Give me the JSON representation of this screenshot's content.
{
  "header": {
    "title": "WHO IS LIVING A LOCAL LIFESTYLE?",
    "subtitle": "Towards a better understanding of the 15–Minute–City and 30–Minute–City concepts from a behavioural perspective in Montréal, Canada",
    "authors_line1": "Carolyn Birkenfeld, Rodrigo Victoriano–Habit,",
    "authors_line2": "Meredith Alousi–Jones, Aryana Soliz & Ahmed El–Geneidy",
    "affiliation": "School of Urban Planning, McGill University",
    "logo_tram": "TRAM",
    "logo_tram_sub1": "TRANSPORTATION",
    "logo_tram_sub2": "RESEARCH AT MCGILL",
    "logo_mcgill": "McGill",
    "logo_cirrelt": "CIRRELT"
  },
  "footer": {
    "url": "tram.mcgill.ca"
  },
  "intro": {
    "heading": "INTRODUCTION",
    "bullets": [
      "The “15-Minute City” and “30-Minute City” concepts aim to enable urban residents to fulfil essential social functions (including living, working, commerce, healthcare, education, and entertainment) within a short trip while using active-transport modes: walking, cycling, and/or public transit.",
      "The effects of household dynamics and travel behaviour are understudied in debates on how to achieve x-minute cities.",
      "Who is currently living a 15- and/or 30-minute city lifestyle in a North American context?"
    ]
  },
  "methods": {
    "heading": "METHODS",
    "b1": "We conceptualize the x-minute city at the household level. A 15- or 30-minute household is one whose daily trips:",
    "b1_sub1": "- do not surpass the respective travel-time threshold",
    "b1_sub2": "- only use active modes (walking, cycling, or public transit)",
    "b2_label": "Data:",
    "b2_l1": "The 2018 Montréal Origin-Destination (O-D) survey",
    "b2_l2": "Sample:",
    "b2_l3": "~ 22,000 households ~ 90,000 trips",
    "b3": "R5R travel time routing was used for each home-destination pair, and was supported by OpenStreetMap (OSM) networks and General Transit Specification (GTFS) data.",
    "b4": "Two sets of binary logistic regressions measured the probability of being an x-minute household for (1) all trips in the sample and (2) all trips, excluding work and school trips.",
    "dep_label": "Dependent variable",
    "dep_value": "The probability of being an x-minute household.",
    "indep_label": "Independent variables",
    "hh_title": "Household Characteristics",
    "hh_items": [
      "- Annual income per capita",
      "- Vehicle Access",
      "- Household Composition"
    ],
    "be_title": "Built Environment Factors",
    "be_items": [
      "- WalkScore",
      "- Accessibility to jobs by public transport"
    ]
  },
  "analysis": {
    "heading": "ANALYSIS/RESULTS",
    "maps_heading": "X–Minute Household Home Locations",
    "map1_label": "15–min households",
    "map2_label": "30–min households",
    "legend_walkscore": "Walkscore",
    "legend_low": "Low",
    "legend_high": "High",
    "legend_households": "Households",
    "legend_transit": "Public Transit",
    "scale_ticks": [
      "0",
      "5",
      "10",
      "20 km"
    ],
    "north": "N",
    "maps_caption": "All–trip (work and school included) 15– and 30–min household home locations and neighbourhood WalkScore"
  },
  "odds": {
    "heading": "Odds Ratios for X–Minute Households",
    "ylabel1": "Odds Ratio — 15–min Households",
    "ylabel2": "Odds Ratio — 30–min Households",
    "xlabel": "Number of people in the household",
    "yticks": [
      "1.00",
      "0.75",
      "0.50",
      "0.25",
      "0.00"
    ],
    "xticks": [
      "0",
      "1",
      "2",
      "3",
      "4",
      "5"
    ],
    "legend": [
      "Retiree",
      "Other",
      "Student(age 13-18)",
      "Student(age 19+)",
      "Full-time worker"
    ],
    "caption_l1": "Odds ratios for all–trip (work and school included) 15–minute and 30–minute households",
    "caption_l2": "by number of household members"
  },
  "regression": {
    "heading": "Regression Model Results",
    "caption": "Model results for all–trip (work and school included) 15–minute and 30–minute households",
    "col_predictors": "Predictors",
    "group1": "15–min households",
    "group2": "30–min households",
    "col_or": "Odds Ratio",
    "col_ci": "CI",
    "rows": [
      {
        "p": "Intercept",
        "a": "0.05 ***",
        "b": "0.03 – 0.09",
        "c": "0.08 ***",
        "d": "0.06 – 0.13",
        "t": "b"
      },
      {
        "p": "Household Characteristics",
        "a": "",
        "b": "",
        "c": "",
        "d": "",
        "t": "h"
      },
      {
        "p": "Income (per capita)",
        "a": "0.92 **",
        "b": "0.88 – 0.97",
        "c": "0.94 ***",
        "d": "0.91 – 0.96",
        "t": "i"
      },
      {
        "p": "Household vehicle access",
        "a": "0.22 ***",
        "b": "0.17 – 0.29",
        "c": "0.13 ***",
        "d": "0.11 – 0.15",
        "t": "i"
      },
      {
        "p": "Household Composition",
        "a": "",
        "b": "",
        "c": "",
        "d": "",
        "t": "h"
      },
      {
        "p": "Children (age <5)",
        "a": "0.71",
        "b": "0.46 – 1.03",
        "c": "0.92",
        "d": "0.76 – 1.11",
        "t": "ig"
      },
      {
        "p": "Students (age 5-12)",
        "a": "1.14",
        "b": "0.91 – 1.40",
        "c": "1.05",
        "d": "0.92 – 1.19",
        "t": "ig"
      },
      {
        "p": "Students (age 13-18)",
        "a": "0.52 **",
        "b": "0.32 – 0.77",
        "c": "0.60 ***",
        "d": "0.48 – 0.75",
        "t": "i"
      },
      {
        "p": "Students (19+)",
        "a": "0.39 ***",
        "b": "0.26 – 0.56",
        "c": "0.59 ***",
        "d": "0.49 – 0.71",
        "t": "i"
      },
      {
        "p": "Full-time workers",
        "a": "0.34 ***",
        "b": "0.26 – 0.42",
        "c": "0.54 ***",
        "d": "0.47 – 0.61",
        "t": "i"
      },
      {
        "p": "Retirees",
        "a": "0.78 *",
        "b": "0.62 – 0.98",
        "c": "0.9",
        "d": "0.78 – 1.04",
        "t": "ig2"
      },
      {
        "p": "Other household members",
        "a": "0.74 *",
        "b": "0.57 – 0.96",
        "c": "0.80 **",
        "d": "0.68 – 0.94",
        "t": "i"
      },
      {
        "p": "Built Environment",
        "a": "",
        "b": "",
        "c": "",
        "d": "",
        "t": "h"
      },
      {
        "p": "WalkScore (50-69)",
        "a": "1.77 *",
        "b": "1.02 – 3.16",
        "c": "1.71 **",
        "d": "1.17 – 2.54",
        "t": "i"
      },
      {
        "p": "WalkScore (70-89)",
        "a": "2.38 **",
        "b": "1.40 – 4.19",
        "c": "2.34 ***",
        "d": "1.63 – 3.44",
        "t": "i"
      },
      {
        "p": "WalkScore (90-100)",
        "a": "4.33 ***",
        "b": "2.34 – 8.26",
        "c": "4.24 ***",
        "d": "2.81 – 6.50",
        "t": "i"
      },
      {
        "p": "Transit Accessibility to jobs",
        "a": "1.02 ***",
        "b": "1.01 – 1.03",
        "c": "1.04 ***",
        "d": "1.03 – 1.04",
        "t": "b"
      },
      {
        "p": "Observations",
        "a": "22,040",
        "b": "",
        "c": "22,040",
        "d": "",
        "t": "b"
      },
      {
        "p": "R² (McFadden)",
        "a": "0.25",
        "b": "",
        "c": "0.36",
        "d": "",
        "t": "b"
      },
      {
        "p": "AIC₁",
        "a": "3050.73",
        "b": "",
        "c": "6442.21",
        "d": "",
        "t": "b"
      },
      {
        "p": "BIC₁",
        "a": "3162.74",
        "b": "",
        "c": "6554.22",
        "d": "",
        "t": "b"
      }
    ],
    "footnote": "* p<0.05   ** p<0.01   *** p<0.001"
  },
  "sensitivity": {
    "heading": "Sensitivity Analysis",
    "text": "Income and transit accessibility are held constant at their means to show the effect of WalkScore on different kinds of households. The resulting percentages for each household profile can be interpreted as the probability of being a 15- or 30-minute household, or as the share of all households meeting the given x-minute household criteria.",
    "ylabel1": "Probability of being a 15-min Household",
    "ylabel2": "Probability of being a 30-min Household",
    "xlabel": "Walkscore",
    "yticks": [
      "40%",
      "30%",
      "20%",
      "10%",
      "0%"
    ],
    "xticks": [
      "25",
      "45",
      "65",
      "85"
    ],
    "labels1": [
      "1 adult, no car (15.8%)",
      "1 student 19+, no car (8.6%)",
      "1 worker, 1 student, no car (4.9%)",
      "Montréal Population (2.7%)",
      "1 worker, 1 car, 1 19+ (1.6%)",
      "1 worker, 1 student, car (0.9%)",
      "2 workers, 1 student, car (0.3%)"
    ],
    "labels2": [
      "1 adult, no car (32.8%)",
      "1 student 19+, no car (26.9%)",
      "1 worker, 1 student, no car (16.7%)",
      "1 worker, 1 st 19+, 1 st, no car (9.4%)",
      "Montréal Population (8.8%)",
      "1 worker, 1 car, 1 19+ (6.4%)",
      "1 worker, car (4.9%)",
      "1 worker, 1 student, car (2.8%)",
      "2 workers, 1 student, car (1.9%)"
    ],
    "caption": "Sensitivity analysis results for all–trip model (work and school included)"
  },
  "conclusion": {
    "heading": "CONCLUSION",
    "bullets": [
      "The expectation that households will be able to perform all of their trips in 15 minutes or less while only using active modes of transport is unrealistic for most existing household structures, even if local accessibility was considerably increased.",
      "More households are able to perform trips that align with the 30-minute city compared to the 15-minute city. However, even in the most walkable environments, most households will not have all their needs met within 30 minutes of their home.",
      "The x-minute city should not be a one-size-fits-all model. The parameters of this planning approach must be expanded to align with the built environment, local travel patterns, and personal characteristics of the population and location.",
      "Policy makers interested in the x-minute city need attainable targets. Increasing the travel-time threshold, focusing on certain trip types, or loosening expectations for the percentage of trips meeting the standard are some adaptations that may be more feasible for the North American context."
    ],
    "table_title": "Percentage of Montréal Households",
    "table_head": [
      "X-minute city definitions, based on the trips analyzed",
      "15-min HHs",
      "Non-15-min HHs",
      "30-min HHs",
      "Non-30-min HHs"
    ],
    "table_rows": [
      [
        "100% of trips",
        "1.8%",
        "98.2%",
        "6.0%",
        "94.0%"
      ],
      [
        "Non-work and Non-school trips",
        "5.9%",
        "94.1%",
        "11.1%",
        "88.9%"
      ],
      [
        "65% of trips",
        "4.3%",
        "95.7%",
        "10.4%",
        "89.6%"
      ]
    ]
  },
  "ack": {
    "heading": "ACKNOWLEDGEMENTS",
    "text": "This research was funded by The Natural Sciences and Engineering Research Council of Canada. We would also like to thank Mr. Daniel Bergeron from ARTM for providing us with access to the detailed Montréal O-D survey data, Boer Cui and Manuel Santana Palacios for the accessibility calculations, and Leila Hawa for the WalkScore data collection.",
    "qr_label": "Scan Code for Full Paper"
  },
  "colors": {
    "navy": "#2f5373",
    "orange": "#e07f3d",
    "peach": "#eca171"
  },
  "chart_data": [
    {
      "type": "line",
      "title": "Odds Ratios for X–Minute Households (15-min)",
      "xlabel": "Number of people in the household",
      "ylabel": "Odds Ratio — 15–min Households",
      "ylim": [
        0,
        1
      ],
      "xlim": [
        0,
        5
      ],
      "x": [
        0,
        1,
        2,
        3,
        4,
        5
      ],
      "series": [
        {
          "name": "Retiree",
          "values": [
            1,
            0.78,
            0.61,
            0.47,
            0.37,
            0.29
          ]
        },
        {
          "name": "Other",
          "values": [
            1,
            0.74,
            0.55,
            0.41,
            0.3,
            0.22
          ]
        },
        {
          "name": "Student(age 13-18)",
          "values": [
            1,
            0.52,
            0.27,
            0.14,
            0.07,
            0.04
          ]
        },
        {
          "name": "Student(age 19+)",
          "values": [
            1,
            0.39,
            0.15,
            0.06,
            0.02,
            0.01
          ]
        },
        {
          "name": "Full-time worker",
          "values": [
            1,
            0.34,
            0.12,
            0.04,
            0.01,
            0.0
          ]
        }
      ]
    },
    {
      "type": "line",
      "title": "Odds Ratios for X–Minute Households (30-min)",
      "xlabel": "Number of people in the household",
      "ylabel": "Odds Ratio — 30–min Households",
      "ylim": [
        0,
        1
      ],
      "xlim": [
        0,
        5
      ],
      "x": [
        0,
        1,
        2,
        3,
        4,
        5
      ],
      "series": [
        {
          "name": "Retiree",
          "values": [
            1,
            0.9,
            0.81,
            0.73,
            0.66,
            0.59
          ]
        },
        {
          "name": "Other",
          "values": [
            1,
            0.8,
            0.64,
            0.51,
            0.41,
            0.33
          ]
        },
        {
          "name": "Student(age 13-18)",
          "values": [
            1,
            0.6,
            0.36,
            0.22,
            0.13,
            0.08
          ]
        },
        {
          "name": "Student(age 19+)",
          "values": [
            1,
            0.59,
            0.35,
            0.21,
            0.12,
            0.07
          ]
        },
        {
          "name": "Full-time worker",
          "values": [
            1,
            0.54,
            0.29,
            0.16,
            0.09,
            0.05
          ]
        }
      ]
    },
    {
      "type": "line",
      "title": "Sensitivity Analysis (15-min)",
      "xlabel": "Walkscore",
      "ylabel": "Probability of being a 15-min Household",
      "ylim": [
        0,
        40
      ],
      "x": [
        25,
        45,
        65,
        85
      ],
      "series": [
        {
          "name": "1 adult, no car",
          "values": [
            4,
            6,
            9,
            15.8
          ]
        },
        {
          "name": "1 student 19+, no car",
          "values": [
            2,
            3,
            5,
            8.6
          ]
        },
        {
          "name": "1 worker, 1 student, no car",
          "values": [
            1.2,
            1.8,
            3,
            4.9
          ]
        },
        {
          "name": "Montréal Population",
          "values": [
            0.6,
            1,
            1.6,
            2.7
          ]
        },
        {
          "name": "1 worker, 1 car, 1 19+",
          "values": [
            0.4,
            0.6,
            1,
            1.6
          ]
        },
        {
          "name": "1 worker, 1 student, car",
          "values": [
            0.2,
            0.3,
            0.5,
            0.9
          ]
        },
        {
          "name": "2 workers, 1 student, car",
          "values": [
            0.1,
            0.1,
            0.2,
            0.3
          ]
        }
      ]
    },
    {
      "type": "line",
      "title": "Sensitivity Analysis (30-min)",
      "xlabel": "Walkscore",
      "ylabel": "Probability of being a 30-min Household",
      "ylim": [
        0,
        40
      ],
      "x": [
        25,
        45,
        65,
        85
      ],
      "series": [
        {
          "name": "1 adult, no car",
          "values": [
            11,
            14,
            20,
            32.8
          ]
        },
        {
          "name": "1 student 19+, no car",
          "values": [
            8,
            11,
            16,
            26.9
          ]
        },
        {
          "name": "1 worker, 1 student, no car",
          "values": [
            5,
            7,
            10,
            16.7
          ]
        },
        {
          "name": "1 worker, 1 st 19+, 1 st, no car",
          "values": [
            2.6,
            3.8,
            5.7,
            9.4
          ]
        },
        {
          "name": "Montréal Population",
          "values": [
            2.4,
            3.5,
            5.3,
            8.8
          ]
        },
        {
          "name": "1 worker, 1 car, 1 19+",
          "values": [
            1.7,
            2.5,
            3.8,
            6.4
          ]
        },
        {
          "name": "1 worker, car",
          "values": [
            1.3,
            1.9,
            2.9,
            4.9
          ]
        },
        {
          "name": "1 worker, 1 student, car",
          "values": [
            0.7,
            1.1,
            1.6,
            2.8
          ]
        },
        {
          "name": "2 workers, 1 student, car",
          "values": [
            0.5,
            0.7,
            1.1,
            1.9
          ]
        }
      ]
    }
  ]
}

## YOUR OBJECTIVE
Find the lines containing "Canada" and list every one of them.

## REPLY
    "subtitle": "Towards a better understanding of the 15–Minute–City and 30–Minute–City concepts from a behavioural perspective in Montréal, Canada",
    "text": "This research was funded by The Natural Sciences and Engineering Research Council of Canada. We would also like to thank Mr. Daniel Bergeron from ARTM for providing us with access to the detailed Montréal O-D survey data, Boer Cui and Manuel Santana Palacios for the accessibility calculations, and Leila Hawa for the WalkScore data collection.",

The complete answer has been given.